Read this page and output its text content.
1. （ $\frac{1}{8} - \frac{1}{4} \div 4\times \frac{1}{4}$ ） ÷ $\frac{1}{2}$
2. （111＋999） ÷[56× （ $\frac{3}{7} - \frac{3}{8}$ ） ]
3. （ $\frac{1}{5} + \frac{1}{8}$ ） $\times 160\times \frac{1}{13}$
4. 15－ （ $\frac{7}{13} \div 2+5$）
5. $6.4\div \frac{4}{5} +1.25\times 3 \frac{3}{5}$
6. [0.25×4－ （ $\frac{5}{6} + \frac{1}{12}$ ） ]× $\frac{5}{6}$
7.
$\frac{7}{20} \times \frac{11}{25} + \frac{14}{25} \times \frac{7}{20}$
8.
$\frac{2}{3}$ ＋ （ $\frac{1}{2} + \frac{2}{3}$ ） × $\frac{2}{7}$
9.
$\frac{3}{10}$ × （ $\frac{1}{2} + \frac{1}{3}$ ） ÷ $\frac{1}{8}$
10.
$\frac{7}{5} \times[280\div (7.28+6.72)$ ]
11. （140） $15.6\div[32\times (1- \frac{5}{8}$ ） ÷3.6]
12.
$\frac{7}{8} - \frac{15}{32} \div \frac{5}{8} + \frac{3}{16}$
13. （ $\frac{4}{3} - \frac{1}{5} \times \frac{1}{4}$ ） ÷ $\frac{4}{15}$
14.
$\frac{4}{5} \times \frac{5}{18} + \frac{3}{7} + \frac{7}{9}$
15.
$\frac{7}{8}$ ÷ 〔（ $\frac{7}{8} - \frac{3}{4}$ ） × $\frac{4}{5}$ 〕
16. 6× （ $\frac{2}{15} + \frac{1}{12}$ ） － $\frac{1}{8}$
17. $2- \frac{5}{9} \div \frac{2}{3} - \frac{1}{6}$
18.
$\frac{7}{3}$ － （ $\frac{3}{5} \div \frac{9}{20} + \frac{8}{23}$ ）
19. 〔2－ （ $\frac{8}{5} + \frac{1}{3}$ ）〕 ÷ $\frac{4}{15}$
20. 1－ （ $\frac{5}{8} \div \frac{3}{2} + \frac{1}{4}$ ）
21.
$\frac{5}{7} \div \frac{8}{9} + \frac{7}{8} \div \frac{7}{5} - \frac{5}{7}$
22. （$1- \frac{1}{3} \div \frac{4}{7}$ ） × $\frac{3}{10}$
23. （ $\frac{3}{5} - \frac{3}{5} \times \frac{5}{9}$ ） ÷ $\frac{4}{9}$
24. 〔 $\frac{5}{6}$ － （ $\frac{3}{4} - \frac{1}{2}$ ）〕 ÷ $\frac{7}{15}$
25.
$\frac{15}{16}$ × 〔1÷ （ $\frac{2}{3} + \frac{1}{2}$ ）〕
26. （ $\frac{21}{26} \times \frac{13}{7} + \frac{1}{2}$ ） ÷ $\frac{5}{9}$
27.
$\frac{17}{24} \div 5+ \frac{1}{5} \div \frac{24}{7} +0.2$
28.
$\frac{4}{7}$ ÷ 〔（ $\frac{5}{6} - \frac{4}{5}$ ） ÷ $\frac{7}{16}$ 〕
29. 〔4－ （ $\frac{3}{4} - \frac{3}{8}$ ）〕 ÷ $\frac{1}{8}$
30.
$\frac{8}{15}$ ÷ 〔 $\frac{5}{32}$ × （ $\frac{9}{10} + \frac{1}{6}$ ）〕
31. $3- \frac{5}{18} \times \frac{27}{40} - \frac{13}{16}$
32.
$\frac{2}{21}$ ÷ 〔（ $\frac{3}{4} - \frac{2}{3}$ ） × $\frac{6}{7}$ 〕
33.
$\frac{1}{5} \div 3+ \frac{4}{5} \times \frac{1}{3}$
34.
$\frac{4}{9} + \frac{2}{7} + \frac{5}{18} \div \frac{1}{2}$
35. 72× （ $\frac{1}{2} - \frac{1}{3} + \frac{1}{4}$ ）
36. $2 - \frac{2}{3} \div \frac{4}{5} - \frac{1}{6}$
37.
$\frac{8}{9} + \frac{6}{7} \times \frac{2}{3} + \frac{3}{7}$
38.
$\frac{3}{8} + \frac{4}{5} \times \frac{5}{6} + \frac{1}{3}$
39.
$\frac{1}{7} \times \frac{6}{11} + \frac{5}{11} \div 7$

· · · ·

■ **THE EXERCISE**: Copy out each line exactly.

■ **FINAL ANSWER**:
Read this page and output its text content.
1. （ $\frac{1}{8} - \frac{1}{4} \div 4\times \frac{1}{4}$ ） ÷ $\frac{1}{2}$
2. （111＋999） ÷[56× （ $\frac{3}{7} - \frac{3}{8}$ ） ]
3. （ $\frac{1}{5} + \frac{1}{8}$ ） $\times 160\times \frac{1}{13}$
4. 15－ （ $\frac{7}{13} \div 2+5$）
5. $6.4\div \frac{4}{5} +1.25\times 3 \frac{3}{5}$
6. [0.25×4－ （ $\frac{5}{6} + \frac{1}{12}$ ） ]× $\frac{5}{6}$
7.
$\frac{7}{20} \times \frac{11}{25} + \frac{14}{25} \times \frac{7}{20}$
8.
$\frac{2}{3}$ ＋ （ $\frac{1}{2} + \frac{2}{3}$ ） × $\frac{2}{7}$
9.
$\frac{3}{10}$ × （ $\frac{1}{2} + \frac{1}{3}$ ） ÷ $\frac{1}{8}$
10.
$\frac{7}{5} \times[280\div (7.28+6.72)$ ]
11. （140） $15.6\div[32\times (1- \frac{5}{8}$ ） ÷3.6]
12.
$\frac{7}{8} - \frac{15}{32} \div \frac{5}{8} + \frac{3}{16}$
13. （ $\frac{4}{3} - \frac{1}{5} \times \frac{1}{4}$ ） ÷ $\frac{4}{15}$
14.
$\frac{4}{5} \times \frac{5}{18} + \frac{3}{7} + \frac{7}{9}$
15.
$\frac{7}{8}$ ÷ 〔（ $\frac{7}{8} - \frac{3}{4}$ ） × $\frac{4}{5}$ 〕
16. 6× （ $\frac{2}{15} + \frac{1}{12}$ ） － $\frac{1}{8}$
17. $2- \frac{5}{9} \div \frac{2}{3} - \frac{1}{6}$
18.
$\frac{7}{3}$ － （ $\frac{3}{5} \div \frac{9}{20} + \frac{8}{23}$ ）
19. 〔2－ （ $\frac{8}{5} + \frac{1}{3}$ ）〕 ÷ $\frac{4}{15}$
20. 1－ （ $\frac{5}{8} \div \frac{3}{2} + \frac{1}{4}$ ）
21.
$\frac{5}{7} \div \frac{8}{9} + \frac{7}{8} \div \frac{7}{5} - \frac{5}{7}$
22. （$1- \frac{1}{3} \div \frac{4}{7}$ ） × $\frac{3}{10}$
23. （ $\frac{3}{5} - \frac{3}{5} \times \frac{5}{9}$ ） ÷ $\frac{4}{9}$
24. 〔 $\frac{5}{6}$ － （ $\frac{3}{4} - \frac{1}{2}$ ）〕 ÷ $\frac{7}{15}$
25.
$\frac{15}{16}$ × 〔1÷ （ $\frac{2}{3} + \frac{1}{2}$ ）〕
26. （ $\frac{21}{26} \times \frac{13}{7} + \frac{1}{2}$ ） ÷ $\frac{5}{9}$
27.
$\frac{17}{24} \div 5+ \frac{1}{5} \div \frac{24}{7} +0.2$
28.
$\frac{4}{7}$ ÷ 〔（ $\frac{5}{6} - \frac{4}{5}$ ） ÷ $\frac{7}{16}$ 〕
29. 〔4－ （ $\frac{3}{4} - \frac{3}{8}$ ）〕 ÷ $\frac{1}{8}$
30.
$\frac{8}{15}$ ÷ 〔 $\frac{5}{32}$ × （ $\frac{9}{10} + \frac{1}{6}$ ）〕
31. $3- \frac{5}{18} \times \frac{27}{40} - \frac{13}{16}$
32.
$\frac{2}{21}$ ÷ 〔（ $\frac{3}{4} - \frac{2}{3}$ ） × $\frac{6}{7}$ 〕
33.
$\frac{1}{5} \div 3+ \frac{4}{5} \times \frac{1}{3}$
34.
$\frac{4}{9} + \frac{2}{7} + \frac{5}{18} \div \frac{1}{2}$
35. 72× （ $\frac{1}{2} - \frac{1}{3} + \frac{1}{4}$ ）
36. $2 - \frac{2}{3} \div \frac{4}{5} - \frac{1}{6}$
37.
$\frac{8}{9} + \frac{6}{7} \times \frac{2}{3} + \frac{3}{7}$
38.
$\frac{3}{8} + \frac{4}{5} \times \frac{5}{6} + \frac{1}{3}$
39.
$\frac{1}{7} \times \frac{6}{11} + \frac{5}{11} \div 7$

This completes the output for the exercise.